- [Exercise prompt] The records that follow are to be repeated exactly, with the pictures removed.

[Dataset rows about figures]
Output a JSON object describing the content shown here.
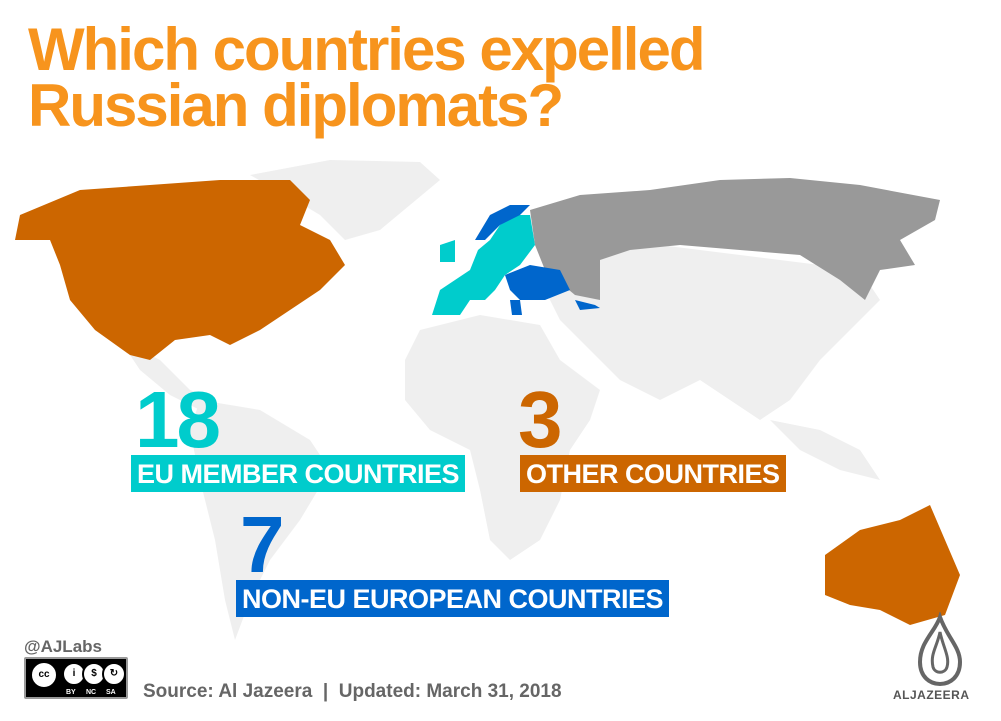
{
  "title": {
    "line1": "Which countries expelled",
    "line2": "Russian diplomats?"
  },
  "colors": {
    "title": "#F7941D",
    "eu": "#00CCCC",
    "non_eu": "#0066CC",
    "other": "#CC6600",
    "russia": "#999999",
    "land": "#EFEFEF"
  },
  "stats": [
    {
      "number": "18",
      "label": "EU MEMBER COUNTRIES",
      "color": "#00CCCC"
    },
    {
      "number": "3",
      "label": "OTHER COUNTRIES",
      "color": "#CC6600"
    },
    {
      "number": "7",
      "label": "NON-EU EUROPEAN COUNTRIES",
      "color": "#0066CC"
    }
  ],
  "footer": {
    "handle": "@AJLabs",
    "license": {
      "icons": [
        "cc-icon",
        "by-icon",
        "nc-icon",
        "sa-icon"
      ],
      "labels": [
        "BY",
        "NC",
        "SA"
      ]
    },
    "source": "Source: Al Jazeera  |  Updated: March 31, 2018",
    "logo_text": "ALJAZEERA"
  }
}
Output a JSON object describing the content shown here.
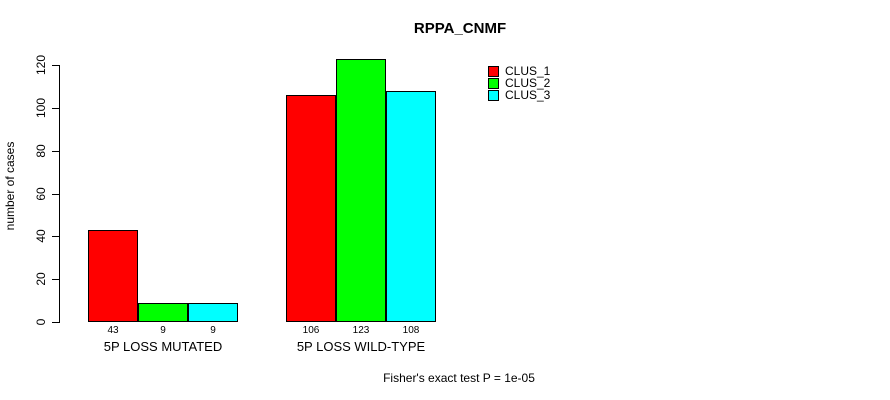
{
  "chart_data": {
    "type": "bar",
    "title": "RPPA_CNMF",
    "xlabel": "",
    "ylabel": "number of cases",
    "categories": [
      "5P LOSS MUTATED",
      "5P LOSS WILD-TYPE"
    ],
    "series": [
      {
        "name": "CLUS_1",
        "color": "#ff0000",
        "values": [
          43,
          106
        ]
      },
      {
        "name": "CLUS_2",
        "color": "#00ff00",
        "values": [
          9,
          123
        ]
      },
      {
        "name": "CLUS_3",
        "color": "#00ffff",
        "values": [
          9,
          108
        ]
      }
    ],
    "ylim": [
      0,
      120
    ],
    "yticks": [
      0,
      20,
      40,
      60,
      80,
      100,
      120
    ],
    "bar_value_labels": true,
    "grid": false,
    "legend_position": "top-right",
    "annotation": "Fisher's exact test P = 1e-05",
    "axis_color": "#000000",
    "bar_border_color": "#000000",
    "background_color": "#ffffff"
  }
}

- [Task result]
Output a JSON object describing the content shown here.
{
  "title": {
    "line1": "Which countries expelled",
    "line2": "Russian diplomats?"
  },
  "colors": {
    "title": "#F7941D",
    "eu": "#00CCCC",
    "non_eu": "#0066CC",
    "other": "#CC6600",
    "russia": "#999999",
    "land": "#EFEFEF"
  },
  "stats": [
    {
      "number": "18",
      "label": "EU MEMBER COUNTRIES",
      "color": "#00CCCC"
    },
    {
      "number": "3",
      "label": "OTHER COUNTRIES",
      "color": "#CC6600"
    },
    {
      "number": "7",
      "label": "NON-EU EUROPEAN COUNTRIES",
      "color": "#0066CC"
    }
  ],
  "footer": {
    "handle": "@AJLabs",
    "license": {
      "icons": [
        "cc-icon",
        "by-icon",
        "nc-icon",
        "sa-icon"
      ],
      "labels": [
        "BY",
        "NC",
        "SA"
      ]
    },
    "source": "Source: Al Jazeera  |  Updated: March 31, 2018",
    "logo_text": "ALJAZEERA"
  }
}
Output a JSON object describing the content shown here.
{
  "chart_data": {
    "type": "bar",
    "title": "RPPA_CNMF",
    "xlabel": "",
    "ylabel": "number of cases",
    "categories": [
      "5P LOSS MUTATED",
      "5P LOSS WILD-TYPE"
    ],
    "series": [
      {
        "name": "CLUS_1",
        "color": "#ff0000",
        "values": [
          43,
          106
        ]
      },
      {
        "name": "CLUS_2",
        "color": "#00ff00",
        "values": [
          9,
          123
        ]
      },
      {
        "name": "CLUS_3",
        "color": "#00ffff",
        "values": [
          9,
          108
        ]
      }
    ],
    "ylim": [
      0,
      120
    ],
    "yticks": [
      0,
      20,
      40,
      60,
      80,
      100,
      120
    ],
    "bar_value_labels": true,
    "grid": false,
    "legend_position": "top-right",
    "annotation": "Fisher's exact test P = 1e-05",
    "axis_color": "#000000",
    "bar_border_color": "#000000",
    "background_color": "#ffffff"
  }
}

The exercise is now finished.